[Task goal] Edit the material from its first line through the line containing "row-prendio-value: T-Cell (130, 261, 389, 302)", replacing "Fix it Later" with "Skip for Now" and leaving everything else unchanged.

[Raw records]
----

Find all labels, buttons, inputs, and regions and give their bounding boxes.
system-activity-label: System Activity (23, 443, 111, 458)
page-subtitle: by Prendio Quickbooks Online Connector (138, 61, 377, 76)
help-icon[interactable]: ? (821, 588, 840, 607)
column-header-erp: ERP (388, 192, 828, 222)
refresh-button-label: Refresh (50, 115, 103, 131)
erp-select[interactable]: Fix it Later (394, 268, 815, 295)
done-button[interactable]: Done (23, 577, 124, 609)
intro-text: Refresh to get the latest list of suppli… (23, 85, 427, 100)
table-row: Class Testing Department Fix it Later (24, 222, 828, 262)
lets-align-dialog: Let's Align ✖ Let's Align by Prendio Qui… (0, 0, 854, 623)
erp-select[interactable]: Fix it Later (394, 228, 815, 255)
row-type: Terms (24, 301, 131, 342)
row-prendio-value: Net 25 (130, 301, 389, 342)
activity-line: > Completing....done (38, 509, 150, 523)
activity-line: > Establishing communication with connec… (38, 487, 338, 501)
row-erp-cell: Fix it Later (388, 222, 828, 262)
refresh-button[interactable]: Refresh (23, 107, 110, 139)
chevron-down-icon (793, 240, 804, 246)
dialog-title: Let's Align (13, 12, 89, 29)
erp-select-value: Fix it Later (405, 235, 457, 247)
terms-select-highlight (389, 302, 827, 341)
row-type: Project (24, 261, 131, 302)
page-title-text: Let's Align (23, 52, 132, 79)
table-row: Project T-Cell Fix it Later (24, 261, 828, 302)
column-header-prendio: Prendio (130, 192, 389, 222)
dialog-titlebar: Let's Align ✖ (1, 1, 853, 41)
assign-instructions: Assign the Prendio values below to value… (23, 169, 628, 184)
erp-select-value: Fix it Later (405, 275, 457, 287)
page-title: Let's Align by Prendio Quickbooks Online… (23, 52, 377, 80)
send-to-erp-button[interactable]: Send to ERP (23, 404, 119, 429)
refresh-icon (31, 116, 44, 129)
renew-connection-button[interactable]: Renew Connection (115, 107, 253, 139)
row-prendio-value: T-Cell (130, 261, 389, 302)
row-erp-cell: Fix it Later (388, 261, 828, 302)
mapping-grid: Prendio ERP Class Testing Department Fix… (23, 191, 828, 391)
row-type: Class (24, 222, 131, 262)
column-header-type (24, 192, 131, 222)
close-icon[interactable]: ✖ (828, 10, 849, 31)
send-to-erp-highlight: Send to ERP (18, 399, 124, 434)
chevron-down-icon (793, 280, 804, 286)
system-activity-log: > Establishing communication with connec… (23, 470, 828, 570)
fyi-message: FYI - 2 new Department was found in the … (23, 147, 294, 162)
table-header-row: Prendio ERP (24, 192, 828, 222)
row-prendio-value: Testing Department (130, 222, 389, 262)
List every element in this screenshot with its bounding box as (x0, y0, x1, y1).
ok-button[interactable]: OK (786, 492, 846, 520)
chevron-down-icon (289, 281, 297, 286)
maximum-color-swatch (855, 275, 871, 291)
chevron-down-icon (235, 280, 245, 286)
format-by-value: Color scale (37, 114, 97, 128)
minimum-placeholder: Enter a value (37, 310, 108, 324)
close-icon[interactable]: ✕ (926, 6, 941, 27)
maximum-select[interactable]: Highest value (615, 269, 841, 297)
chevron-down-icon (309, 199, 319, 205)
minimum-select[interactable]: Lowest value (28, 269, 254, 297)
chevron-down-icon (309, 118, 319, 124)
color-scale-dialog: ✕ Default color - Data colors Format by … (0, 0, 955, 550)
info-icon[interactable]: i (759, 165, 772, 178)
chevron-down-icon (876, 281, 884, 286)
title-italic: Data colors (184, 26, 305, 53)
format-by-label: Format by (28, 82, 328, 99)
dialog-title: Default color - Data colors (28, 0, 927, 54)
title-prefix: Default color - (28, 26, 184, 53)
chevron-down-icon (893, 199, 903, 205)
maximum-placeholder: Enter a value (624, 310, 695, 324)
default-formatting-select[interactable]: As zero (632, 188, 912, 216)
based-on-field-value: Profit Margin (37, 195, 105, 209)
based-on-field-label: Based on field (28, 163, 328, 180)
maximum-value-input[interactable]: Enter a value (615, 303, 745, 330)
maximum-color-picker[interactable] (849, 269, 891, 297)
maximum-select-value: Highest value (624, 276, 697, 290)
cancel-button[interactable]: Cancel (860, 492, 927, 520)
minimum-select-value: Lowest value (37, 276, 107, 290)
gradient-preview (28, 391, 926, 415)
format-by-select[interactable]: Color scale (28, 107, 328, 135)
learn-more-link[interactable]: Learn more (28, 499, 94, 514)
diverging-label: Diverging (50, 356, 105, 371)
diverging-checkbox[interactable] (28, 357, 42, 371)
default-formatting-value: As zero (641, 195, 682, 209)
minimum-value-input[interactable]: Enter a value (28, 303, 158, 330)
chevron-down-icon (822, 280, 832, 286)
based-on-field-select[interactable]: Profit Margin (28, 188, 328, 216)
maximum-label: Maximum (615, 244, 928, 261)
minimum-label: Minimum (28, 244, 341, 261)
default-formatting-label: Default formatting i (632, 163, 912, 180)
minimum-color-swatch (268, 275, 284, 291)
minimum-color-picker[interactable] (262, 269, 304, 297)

----

[Result of this exercise]
Find all labels, buttons, inputs, and regions and give their bounding boxes.
system-activity-label: System Activity (23, 443, 111, 458)
page-subtitle: by Prendio Quickbooks Online Connector (138, 61, 377, 76)
help-icon[interactable]: ? (821, 588, 840, 607)
column-header-erp: ERP (388, 192, 828, 222)
refresh-button-label: Refresh (50, 115, 103, 131)
erp-select[interactable]: Skip for Now (394, 268, 815, 295)
done-button[interactable]: Done (23, 577, 124, 609)
intro-text: Refresh to get the latest list of suppli… (23, 85, 427, 100)
table-row: Class Testing Department Skip for Now (24, 222, 828, 262)
lets-align-dialog: Let's Align ✖ Let's Align by Prendio Qui… (0, 0, 854, 623)
erp-select[interactable]: Skip for Now (394, 228, 815, 255)
row-type: Terms (24, 301, 131, 342)
row-prendio-value: Net 25 (130, 301, 389, 342)
activity-line: > Completing....done (38, 509, 150, 523)
activity-line: > Establishing communication with connec… (38, 487, 338, 501)
row-erp-cell: Skip for Now (388, 222, 828, 262)
refresh-button[interactable]: Refresh (23, 107, 110, 139)
chevron-down-icon (793, 240, 804, 246)
dialog-title: Let's Align (13, 12, 89, 29)
erp-select-value: Skip for Now (405, 235, 457, 247)
terms-select-highlight (389, 302, 827, 341)
row-type: Project (24, 261, 131, 302)
page-title-text: Let's Align (23, 52, 132, 79)
table-row: Project T-Cell Skip for Now (24, 261, 828, 302)
column-header-prendio: Prendio (130, 192, 389, 222)
dialog-titlebar: Let's Align ✖ (1, 1, 853, 41)
assign-instructions: Assign the Prendio values below to value… (23, 169, 628, 184)
erp-select-value: Skip for Now (405, 275, 457, 287)
page-title: Let's Align by Prendio Quickbooks Online… (23, 52, 377, 80)
send-to-erp-button[interactable]: Send to ERP (23, 404, 119, 429)
refresh-icon (31, 116, 44, 129)
renew-connection-button[interactable]: Renew Connection (115, 107, 253, 139)
row-prendio-value: T-Cell (130, 261, 389, 302)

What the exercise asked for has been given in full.